6 New Books to Read This Fall

Covers of Conjure Women by Afia Atakora, Hello Darkness, My Old Friend by Sanford D. Greenberg, Trouble the Saints by Alaya Dawn Johnson, Homeland Elegies by Ayad Akhtar, Daddy by Emma Cline, Just Us by Claudia Rankine, in Columbia Magazine fall 2020 issue

 

Trouble the Saints

By Alaya Dawn Johnson '04CC

Phyllis LeBlanc, a Black woman living in Harlem on the cusp of World War II, has two distinctive qualities that earn her a job as an assassin for a notorious mob boss: she has superhuman knife skills, and she is sufficiently light-skinned to pass for white. But when LeBlanc reconnects with a lost love, an Indian-American man working as a police informant, she has to make difficult choices about the kind of life she wants to live. Alaya Dawn Johnson’s powerful novel is a period piece imbued with fantasy and magical realism. But her vivid portrayal of the ugliness and violence of racism is all too relevant to the real world of today. 

 

Hello Darkness, My Old Friend

By Sanford D. Greenberg '62CC, '67BUS 

As a Columbia junior, Sanford D. Greenberg — a scholarship student from a working-class Buffalo family — thought he’d already overcome his share of obstacles. But then a bout with glaucoma left him blind. Greenberg was ready to give up; but with grit, determination, and some help from his dear friend Art Garfunkel ’65CC, he went on to earn graduate degrees at Harvard and Oxford, serve as a White House Fellow under Lyndon Johnson, and build a successful career in business and philanthropy.  In his inspiring new memoir — with an introduction by Garfunkel and a foreword by Ruth Bader Ginsburg ’59LAW, ’94HON — Greenberg recounts stories from his full and fascinating life.

• _Work to do_
(A) In the fall book list, why does Phyllis LeBlanc get work as an assassin for a mob boss?
(B) Extract a passage from the fall book list, starting at the words "By Alaya Dawn Johnson '04CC" and ending after "world of today.".

• _Recorded information_
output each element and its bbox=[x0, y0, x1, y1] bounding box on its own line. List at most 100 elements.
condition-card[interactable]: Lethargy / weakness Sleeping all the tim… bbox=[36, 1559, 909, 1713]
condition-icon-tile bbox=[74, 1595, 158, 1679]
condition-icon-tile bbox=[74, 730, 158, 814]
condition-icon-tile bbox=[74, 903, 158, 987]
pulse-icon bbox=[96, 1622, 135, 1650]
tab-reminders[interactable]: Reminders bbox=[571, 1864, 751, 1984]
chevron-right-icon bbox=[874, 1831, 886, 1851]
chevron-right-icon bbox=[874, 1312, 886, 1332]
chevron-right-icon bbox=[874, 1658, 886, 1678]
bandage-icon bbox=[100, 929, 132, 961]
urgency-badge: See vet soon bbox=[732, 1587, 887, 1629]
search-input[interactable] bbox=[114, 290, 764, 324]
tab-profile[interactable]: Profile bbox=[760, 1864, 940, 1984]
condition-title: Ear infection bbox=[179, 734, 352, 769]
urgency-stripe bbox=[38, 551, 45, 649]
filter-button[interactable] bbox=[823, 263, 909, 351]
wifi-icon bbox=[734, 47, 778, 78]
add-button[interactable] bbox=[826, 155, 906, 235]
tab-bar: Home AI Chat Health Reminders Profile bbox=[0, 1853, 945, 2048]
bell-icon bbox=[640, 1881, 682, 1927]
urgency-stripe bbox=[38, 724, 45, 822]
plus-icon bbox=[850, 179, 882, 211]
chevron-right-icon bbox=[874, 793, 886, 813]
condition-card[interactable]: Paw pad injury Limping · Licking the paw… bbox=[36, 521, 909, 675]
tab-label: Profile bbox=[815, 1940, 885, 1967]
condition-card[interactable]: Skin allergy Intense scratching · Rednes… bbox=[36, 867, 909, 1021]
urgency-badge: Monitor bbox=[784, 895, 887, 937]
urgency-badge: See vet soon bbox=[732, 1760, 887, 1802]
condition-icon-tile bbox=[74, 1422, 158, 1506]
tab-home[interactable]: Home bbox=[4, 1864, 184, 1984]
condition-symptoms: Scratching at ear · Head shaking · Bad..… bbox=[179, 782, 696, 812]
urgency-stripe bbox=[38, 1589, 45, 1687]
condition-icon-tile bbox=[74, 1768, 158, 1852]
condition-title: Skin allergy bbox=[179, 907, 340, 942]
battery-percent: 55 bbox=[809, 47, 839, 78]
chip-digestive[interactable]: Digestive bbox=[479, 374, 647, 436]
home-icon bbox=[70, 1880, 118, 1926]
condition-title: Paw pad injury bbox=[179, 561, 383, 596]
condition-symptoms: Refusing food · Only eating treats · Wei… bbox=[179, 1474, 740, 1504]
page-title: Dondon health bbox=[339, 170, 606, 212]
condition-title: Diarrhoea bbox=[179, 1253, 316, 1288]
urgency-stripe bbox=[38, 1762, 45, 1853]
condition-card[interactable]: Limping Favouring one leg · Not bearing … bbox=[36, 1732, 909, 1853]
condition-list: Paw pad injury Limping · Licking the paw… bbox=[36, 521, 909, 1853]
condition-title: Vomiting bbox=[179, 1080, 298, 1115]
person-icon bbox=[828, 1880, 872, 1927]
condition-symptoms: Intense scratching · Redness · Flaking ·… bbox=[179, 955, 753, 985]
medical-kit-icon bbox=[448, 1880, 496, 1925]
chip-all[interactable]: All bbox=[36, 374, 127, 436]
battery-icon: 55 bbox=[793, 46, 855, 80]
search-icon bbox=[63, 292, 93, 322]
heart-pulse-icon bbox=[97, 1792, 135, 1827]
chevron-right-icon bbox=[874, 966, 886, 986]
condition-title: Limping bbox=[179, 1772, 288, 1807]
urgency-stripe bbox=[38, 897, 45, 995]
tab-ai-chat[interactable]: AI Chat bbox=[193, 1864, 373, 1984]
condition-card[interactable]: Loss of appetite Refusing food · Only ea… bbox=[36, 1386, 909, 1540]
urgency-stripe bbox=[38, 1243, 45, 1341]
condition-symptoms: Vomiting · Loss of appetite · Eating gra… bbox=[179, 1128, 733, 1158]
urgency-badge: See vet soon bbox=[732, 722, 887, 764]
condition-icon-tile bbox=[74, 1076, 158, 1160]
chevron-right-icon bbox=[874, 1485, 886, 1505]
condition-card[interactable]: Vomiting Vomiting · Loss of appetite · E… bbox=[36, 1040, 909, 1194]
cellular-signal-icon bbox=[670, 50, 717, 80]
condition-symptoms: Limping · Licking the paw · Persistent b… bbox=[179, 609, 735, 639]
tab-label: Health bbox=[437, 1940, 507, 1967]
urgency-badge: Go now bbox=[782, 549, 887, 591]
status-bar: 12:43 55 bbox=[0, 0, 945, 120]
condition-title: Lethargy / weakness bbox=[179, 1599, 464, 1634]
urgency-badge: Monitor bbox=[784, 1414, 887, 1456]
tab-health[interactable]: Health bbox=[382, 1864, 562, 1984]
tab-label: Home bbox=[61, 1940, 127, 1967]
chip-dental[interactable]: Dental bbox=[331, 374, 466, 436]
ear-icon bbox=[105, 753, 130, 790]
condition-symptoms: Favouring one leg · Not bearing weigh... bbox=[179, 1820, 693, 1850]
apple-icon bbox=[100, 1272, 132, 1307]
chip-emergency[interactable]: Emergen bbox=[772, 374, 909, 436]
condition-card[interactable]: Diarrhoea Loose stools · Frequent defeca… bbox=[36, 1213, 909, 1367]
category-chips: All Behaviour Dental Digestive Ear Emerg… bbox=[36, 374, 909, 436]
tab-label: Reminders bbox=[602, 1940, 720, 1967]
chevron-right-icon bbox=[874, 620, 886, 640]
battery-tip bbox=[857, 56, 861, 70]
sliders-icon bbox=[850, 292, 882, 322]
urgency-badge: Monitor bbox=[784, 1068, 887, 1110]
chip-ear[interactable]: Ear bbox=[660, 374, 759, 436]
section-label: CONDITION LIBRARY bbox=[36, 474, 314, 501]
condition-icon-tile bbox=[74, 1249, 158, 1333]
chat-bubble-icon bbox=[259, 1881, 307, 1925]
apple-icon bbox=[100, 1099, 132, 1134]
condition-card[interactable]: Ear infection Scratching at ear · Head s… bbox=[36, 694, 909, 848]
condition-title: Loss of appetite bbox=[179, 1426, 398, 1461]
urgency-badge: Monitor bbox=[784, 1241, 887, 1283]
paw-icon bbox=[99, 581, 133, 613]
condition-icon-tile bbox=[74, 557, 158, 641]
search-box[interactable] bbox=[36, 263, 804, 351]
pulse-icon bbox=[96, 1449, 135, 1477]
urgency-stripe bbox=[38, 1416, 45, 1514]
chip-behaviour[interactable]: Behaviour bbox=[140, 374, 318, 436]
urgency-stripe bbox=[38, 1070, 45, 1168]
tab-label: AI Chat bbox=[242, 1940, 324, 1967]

• _Worked solutions_
(A) She has superhuman knife skills and is light-skinned enough to pass for white.

(B)
By Alaya Dawn Johnson '04CC

Phyllis LeBlanc, a Black woman living in Harlem on the cusp of World War II, has two distinctive qualities that earn her a job as an assassin for a notorious mob boss: she has superhuman knife skills, and she is sufficiently light-skinned to pass for white. But when LeBlanc reconnects with a lost love, an Indian-American man working as a police informant, she has to make difficult choices about the kind of life she wants to live. Alaya Dawn Johnson’s powerful novel is a period piece imbued with fantasy and magical realism. But her vivid portrayal of the ugliness and violence of racism is all too relevant to the real world of today.